### Work instructions
Return the records, each one exactly as written.

### Recorded data
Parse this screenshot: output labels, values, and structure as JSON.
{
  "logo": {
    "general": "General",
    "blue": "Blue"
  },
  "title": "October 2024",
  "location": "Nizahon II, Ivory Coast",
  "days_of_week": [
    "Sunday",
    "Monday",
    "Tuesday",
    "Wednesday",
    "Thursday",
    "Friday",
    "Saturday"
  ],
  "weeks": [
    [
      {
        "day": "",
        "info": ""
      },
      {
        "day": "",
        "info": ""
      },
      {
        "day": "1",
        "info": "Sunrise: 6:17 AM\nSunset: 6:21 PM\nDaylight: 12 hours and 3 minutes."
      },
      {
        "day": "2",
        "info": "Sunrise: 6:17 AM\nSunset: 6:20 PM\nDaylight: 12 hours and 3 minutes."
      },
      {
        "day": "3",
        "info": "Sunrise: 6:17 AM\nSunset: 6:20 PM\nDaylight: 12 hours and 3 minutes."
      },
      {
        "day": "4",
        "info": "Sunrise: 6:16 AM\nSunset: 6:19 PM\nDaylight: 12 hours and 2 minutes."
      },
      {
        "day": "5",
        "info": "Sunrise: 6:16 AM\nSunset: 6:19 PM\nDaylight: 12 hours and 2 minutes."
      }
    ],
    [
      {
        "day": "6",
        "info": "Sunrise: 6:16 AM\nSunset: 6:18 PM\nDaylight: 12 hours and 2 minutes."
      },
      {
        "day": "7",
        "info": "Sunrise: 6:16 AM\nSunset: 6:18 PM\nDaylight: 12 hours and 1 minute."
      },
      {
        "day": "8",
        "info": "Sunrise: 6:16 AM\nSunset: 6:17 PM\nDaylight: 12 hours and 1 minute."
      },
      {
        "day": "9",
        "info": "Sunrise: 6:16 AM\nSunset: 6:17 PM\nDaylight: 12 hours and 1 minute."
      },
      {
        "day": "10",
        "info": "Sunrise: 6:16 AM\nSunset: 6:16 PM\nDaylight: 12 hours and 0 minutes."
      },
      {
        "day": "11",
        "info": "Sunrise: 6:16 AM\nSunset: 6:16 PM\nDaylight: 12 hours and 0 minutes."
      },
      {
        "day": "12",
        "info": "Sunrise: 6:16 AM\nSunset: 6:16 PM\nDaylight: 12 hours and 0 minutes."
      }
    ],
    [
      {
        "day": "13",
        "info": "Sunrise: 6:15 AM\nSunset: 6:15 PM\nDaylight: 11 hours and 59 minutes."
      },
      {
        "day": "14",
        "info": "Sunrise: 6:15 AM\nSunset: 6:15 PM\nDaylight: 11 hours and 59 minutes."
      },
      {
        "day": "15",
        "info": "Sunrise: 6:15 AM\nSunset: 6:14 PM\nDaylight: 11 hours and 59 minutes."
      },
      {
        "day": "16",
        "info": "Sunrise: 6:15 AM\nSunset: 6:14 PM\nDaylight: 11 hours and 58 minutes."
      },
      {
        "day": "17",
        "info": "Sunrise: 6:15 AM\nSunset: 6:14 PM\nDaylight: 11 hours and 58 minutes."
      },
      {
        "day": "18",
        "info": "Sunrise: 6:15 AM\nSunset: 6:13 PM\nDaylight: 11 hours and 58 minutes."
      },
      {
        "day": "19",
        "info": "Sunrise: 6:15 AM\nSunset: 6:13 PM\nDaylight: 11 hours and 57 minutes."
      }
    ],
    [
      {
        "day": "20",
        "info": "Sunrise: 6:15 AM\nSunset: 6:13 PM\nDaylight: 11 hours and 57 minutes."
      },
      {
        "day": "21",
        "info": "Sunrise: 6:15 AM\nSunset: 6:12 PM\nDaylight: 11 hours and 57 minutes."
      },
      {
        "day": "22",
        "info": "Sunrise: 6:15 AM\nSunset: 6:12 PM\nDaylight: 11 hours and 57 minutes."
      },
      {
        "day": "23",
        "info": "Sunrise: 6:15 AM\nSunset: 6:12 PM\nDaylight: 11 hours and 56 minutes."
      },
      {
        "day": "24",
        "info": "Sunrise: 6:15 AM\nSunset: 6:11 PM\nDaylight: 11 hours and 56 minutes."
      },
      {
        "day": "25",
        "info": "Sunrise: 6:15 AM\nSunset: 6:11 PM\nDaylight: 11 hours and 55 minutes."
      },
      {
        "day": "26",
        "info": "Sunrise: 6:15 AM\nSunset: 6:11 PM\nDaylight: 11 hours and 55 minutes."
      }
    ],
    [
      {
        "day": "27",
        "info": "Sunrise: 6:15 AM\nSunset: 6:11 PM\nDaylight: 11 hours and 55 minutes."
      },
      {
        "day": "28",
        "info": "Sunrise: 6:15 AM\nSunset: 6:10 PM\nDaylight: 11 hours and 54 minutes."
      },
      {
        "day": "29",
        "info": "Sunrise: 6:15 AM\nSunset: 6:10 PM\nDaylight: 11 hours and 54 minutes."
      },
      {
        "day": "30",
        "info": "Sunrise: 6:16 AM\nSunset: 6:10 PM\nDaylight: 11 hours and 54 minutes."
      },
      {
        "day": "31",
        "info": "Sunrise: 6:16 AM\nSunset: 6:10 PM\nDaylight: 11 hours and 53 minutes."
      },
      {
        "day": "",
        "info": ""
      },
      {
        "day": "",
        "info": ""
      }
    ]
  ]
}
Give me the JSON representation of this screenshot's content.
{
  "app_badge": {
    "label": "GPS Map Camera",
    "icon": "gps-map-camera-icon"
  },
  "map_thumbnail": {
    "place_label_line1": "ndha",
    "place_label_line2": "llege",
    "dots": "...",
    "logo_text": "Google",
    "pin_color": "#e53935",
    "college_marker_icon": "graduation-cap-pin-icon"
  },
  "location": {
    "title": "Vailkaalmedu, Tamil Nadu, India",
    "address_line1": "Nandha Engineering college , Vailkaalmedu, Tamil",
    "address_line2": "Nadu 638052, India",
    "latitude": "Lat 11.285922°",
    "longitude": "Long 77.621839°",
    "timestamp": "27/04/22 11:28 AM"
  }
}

### Solved problem
Parse this screenshot: output labels, values, and structure as JSON.
{
  "logo": {
    "general": "General",
    "blue": "Blue"
  },
  "title": "October 2024",
  "location": "Nizahon II, Ivory Coast",
  "days_of_week": [
    "Sunday",
    "Monday",
    "Tuesday",
    "Wednesday",
    "Thursday",
    "Friday",
    "Saturday"
  ],
  "weeks": [
    [
      {
        "day": "",
        "info": ""
      },
      {
        "day": "",
        "info": ""
      },
      {
        "day": "1",
        "info": "Sunrise: 6:17 AM\nSunset: 6:21 PM\nDaylight: 12 hours and 3 minutes."
      },
      {
        "day": "2",
        "info": "Sunrise: 6:17 AM\nSunset: 6:20 PM\nDaylight: 12 hours and 3 minutes."
      },
      {
        "day": "3",
        "info": "Sunrise: 6:17 AM\nSunset: 6:20 PM\nDaylight: 12 hours and 3 minutes."
      },
      {
        "day": "4",
        "info": "Sunrise: 6:16 AM\nSunset: 6:19 PM\nDaylight: 12 hours and 2 minutes."
      },
      {
        "day": "5",
        "info": "Sunrise: 6:16 AM\nSunset: 6:19 PM\nDaylight: 12 hours and 2 minutes."
      }
    ],
    [
      {
        "day": "6",
        "info": "Sunrise: 6:16 AM\nSunset: 6:18 PM\nDaylight: 12 hours and 2 minutes."
      },
      {
        "day": "7",
        "info": "Sunrise: 6:16 AM\nSunset: 6:18 PM\nDaylight: 12 hours and 1 minute."
      },
      {
        "day": "8",
        "info": "Sunrise: 6:16 AM\nSunset: 6:17 PM\nDaylight: 12 hours and 1 minute."
      },
      {
        "day": "9",
        "info": "Sunrise: 6:16 AM\nSunset: 6:17 PM\nDaylight: 12 hours and 1 minute."
      },
      {
        "day": "10",
        "info": "Sunrise: 6:16 AM\nSunset: 6:16 PM\nDaylight: 12 hours and 0 minutes."
      },
      {
        "day": "11",
        "info": "Sunrise: 6:16 AM\nSunset: 6:16 PM\nDaylight: 12 hours and 0 minutes."
      },
      {
        "day": "12",
        "info": "Sunrise: 6:16 AM\nSunset: 6:16 PM\nDaylight: 12 hours and 0 minutes."
      }
    ],
    [
      {
        "day": "13",
        "info": "Sunrise: 6:15 AM\nSunset: 6:15 PM\nDaylight: 11 hours and 59 minutes."
      },
      {
        "day": "14",
        "info": "Sunrise: 6:15 AM\nSunset: 6:15 PM\nDaylight: 11 hours and 59 minutes."
      },
      {
        "day": "15",
        "info": "Sunrise: 6:15 AM\nSunset: 6:14 PM\nDaylight: 11 hours and 59 minutes."
      },
      {
        "day": "16",
        "info": "Sunrise: 6:15 AM\nSunset: 6:14 PM\nDaylight: 11 hours and 58 minutes."
      },
      {
        "day": "17",
        "info": "Sunrise: 6:15 AM\nSunset: 6:14 PM\nDaylight: 11 hours and 58 minutes."
      },
      {
        "day": "18",
        "info": "Sunrise: 6:15 AM\nSunset: 6:13 PM\nDaylight: 11 hours and 58 minutes."
      },
      {
        "day": "19",
        "info": "Sunrise: 6:15 AM\nSunset: 6:13 PM\nDaylight: 11 hours and 57 minutes."
      }
    ],
    [
      {
        "day": "20",
        "info": "Sunrise: 6:15 AM\nSunset: 6:13 PM\nDaylight: 11 hours and 57 minutes."
      },
      {
        "day": "21",
        "info": "Sunrise: 6:15 AM\nSunset: 6:12 PM\nDaylight: 11 hours and 57 minutes."
      },
      {
        "day": "22",
        "info": "Sunrise: 6:15 AM\nSunset: 6:12 PM\nDaylight: 11 hours and 57 minutes."
      },
      {
        "day": "23",
        "info": "Sunrise: 6:15 AM\nSunset: 6:12 PM\nDaylight: 11 hours and 56 minutes."
      },
      {
        "day": "24",
        "info": "Sunrise: 6:15 AM\nSunset: 6:11 PM\nDaylight: 11 hours and 56 minutes."
      },
      {
        "day": "25",
        "info": "Sunrise: 6:15 AM\nSunset: 6:11 PM\nDaylight: 11 hours and 55 minutes."
      },
      {
        "day": "26",
        "info": "Sunrise: 6:15 AM\nSunset: 6:11 PM\nDaylight: 11 hours and 55 minutes."
      }
    ],
    [
      {
        "day": "27",
        "info": "Sunrise: 6:15 AM\nSunset: 6:11 PM\nDaylight: 11 hours and 55 minutes."
      },
      {
        "day": "28",
        "info": "Sunrise: 6:15 AM\nSunset: 6:10 PM\nDaylight: 11 hours and 54 minutes."
      },
      {
        "day": "29",
        "info": "Sunrise: 6:15 AM\nSunset: 6:10 PM\nDaylight: 11 hours and 54 minutes."
      },
      {
        "day": "30",
        "info": "Sunrise: 6:16 AM\nSunset: 6:10 PM\nDaylight: 11 hours and 54 minutes."
      },
      {
        "day": "31",
        "info": "Sunrise: 6:16 AM\nSunset: 6:10 PM\nDaylight: 11 hours and 53 minutes."
      },
      {
        "day": "",
        "info": ""
      },
      {
        "day": "",
        "info": ""
      }
    ]
  ]
}
Give me the JSON representation of this screenshot's content.
{
  "app_badge": {
    "label": "GPS Map Camera",
    "icon": "gps-map-camera-icon"
  },
  "map_thumbnail": {
    "place_label_line1": "ndha",
    "place_label_line2": "llege",
    "dots": "...",
    "logo_text": "Google",
    "pin_color": "#e53935",
    "college_marker_icon": "graduation-cap-pin-icon"
  },
  "location": {
    "title": "Vailkaalmedu, Tamil Nadu, India",
    "address_line1": "Nandha Engineering college , Vailkaalmedu, Tamil",
    "address_line2": "Nadu 638052, India",
    "latitude": "Lat 11.285922°",
    "longitude": "Long 77.621839°",
    "timestamp": "27/04/22 11:28 AM"
  }
}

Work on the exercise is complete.